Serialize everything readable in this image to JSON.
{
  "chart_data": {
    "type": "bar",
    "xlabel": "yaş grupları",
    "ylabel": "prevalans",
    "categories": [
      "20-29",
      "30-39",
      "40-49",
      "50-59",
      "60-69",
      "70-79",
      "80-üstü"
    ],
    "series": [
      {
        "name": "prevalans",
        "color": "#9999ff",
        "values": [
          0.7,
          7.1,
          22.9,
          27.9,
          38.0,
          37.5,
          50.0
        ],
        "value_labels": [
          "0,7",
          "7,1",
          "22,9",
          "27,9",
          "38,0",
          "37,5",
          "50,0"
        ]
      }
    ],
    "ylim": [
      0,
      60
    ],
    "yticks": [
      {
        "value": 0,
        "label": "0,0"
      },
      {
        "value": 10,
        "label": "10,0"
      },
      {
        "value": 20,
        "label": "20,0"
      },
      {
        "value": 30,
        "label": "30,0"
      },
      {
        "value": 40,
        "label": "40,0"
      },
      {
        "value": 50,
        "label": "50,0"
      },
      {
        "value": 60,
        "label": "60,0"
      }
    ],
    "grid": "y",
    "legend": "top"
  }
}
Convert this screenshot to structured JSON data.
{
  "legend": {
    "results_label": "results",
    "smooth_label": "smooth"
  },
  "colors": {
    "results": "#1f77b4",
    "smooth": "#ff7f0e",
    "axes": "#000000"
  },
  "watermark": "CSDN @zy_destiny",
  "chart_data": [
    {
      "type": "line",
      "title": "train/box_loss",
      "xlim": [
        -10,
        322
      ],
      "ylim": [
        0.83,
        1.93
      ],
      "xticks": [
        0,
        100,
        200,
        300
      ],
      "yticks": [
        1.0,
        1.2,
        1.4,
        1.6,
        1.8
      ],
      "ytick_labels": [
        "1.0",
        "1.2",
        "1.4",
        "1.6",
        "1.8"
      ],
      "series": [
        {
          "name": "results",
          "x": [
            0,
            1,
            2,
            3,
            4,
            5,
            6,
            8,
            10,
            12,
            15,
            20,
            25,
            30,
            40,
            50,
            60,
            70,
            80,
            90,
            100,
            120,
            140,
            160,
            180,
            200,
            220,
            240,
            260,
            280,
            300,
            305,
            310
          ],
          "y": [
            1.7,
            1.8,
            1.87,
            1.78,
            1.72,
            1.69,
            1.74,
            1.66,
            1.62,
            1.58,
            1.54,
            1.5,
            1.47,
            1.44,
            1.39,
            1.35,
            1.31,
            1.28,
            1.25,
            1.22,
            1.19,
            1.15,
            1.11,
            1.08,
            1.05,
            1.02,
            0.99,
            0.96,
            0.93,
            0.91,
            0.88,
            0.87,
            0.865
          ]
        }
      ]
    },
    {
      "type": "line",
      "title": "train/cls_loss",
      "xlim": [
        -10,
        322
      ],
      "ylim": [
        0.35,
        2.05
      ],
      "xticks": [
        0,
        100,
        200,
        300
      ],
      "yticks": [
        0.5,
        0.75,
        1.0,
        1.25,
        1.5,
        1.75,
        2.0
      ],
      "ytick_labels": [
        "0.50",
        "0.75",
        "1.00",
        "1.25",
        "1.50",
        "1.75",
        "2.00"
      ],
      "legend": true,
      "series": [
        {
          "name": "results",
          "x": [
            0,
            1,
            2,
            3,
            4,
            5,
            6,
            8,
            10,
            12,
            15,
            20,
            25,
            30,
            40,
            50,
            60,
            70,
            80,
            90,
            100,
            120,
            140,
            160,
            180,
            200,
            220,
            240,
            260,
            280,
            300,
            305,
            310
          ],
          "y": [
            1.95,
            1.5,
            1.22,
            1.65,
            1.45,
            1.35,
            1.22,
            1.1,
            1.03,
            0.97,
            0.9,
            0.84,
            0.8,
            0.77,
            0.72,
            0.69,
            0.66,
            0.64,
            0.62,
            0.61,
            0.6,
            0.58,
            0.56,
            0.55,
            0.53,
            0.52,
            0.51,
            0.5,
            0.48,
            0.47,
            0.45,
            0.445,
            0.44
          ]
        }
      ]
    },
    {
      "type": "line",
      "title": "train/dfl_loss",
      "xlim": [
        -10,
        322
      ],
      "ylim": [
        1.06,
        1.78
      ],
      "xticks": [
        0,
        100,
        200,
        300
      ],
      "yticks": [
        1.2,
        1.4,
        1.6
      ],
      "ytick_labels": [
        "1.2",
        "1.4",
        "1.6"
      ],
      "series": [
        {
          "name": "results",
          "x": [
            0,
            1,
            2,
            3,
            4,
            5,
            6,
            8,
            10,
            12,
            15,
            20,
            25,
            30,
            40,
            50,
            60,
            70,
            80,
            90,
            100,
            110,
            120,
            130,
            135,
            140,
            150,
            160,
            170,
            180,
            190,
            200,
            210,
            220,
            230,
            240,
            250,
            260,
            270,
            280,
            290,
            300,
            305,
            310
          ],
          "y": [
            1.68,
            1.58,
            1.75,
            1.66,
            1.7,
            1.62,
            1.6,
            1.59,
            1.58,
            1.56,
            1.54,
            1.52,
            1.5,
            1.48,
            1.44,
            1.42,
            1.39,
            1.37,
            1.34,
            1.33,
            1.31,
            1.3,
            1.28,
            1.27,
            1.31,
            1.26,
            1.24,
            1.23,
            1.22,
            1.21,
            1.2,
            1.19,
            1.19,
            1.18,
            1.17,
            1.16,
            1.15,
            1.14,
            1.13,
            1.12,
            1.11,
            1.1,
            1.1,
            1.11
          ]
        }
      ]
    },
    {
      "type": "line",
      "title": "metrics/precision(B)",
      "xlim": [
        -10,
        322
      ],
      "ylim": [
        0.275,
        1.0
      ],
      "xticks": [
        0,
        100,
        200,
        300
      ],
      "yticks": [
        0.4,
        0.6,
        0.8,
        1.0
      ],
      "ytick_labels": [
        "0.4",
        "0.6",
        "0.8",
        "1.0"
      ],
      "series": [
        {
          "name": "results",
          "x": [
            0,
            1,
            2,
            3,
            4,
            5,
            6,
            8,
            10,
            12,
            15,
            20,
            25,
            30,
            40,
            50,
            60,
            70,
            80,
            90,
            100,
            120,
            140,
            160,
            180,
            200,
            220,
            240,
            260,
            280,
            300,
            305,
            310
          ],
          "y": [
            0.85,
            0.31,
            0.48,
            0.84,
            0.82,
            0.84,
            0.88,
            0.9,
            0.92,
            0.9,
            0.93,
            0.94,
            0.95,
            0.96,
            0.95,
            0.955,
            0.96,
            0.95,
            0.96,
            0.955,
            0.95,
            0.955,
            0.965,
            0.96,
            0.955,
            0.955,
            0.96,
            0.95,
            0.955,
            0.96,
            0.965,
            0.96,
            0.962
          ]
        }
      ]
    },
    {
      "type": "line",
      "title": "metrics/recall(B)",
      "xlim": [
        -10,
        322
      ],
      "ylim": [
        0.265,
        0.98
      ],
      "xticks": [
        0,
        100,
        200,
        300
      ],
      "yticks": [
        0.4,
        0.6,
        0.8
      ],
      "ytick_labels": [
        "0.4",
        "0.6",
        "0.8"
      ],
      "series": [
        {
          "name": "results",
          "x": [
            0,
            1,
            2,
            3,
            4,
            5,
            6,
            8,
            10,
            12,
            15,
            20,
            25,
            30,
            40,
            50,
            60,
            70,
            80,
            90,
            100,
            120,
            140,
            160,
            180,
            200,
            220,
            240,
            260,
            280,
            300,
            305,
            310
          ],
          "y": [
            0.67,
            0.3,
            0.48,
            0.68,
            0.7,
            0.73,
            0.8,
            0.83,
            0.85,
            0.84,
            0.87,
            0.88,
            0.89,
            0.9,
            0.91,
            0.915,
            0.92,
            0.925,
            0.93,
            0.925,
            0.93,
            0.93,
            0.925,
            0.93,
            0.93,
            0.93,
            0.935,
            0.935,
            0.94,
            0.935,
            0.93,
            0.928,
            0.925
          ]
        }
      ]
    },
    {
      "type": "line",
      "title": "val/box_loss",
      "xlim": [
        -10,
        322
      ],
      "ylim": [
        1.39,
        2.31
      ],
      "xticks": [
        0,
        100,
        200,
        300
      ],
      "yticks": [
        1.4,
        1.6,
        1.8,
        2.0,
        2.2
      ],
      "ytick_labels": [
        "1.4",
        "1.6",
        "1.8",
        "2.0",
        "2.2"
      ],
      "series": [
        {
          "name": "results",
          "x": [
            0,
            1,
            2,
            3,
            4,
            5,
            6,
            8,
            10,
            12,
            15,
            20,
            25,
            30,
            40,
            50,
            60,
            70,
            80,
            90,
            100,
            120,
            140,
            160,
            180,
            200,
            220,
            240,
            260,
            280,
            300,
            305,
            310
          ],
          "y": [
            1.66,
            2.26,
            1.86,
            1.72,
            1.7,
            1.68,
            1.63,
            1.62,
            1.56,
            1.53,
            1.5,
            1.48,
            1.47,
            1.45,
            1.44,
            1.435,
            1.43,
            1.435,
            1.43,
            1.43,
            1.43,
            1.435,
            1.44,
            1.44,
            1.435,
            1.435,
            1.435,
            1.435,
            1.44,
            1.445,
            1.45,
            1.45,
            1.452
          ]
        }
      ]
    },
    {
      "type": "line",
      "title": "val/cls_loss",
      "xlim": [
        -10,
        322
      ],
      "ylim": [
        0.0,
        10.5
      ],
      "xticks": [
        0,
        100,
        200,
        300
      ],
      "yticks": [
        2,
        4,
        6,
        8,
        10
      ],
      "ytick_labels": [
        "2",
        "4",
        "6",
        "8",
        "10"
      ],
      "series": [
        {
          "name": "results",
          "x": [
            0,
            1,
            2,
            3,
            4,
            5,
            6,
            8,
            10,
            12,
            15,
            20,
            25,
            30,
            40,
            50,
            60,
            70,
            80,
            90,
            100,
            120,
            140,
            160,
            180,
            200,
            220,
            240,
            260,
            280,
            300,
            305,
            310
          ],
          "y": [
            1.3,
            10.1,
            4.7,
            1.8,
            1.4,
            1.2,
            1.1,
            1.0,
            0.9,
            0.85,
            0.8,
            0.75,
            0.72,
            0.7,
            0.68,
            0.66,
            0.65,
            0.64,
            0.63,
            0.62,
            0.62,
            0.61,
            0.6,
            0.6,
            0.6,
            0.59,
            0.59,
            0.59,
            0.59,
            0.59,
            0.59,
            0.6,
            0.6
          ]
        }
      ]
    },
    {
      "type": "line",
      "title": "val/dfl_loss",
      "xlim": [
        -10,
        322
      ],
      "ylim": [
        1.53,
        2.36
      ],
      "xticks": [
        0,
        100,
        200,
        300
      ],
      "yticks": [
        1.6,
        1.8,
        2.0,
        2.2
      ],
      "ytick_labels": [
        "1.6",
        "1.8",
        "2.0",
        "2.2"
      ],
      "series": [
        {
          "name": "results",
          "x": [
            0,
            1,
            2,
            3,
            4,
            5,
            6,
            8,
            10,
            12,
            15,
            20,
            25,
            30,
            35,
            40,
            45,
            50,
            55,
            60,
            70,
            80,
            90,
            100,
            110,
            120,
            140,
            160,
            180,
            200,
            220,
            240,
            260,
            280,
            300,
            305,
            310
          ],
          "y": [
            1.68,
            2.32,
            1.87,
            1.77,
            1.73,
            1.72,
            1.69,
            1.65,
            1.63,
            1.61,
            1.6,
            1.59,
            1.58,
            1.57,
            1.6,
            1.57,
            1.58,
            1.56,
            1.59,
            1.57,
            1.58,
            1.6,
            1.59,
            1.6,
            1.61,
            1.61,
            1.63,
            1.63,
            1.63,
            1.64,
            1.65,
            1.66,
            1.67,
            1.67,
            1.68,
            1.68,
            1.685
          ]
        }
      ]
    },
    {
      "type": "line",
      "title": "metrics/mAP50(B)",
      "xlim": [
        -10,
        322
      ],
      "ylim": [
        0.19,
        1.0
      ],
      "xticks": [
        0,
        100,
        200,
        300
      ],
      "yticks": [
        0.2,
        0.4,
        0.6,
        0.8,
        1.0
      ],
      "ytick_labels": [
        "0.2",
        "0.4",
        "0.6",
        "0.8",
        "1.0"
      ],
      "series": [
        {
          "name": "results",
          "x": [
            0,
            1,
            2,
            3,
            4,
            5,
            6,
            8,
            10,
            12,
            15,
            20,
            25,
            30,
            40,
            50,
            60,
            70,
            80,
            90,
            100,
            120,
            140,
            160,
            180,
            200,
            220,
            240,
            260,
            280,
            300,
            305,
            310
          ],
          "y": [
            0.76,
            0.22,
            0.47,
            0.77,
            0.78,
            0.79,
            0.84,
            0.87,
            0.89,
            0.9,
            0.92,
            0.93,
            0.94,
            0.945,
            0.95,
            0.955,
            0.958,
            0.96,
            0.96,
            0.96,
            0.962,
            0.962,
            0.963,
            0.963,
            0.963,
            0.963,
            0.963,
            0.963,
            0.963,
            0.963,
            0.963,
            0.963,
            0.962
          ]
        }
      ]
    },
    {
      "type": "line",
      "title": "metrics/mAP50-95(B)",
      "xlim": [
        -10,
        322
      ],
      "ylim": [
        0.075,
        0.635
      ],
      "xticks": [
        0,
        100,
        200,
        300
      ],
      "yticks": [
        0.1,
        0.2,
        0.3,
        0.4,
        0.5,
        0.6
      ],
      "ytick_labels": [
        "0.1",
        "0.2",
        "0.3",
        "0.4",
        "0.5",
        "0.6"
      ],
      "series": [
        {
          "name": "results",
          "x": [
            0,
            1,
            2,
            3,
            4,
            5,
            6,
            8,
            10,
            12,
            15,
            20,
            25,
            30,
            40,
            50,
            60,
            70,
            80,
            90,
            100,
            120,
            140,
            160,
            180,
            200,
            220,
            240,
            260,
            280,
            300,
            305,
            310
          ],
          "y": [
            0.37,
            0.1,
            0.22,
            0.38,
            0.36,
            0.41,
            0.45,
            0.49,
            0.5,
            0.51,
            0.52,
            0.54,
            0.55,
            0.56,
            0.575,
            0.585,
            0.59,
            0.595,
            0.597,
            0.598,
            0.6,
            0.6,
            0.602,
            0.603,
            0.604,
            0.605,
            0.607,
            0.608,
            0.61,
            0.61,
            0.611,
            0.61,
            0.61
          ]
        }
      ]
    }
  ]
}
━━━━━━━━━━━━━━━━
Provide only the number of lines in the records containing the string "JSON".

2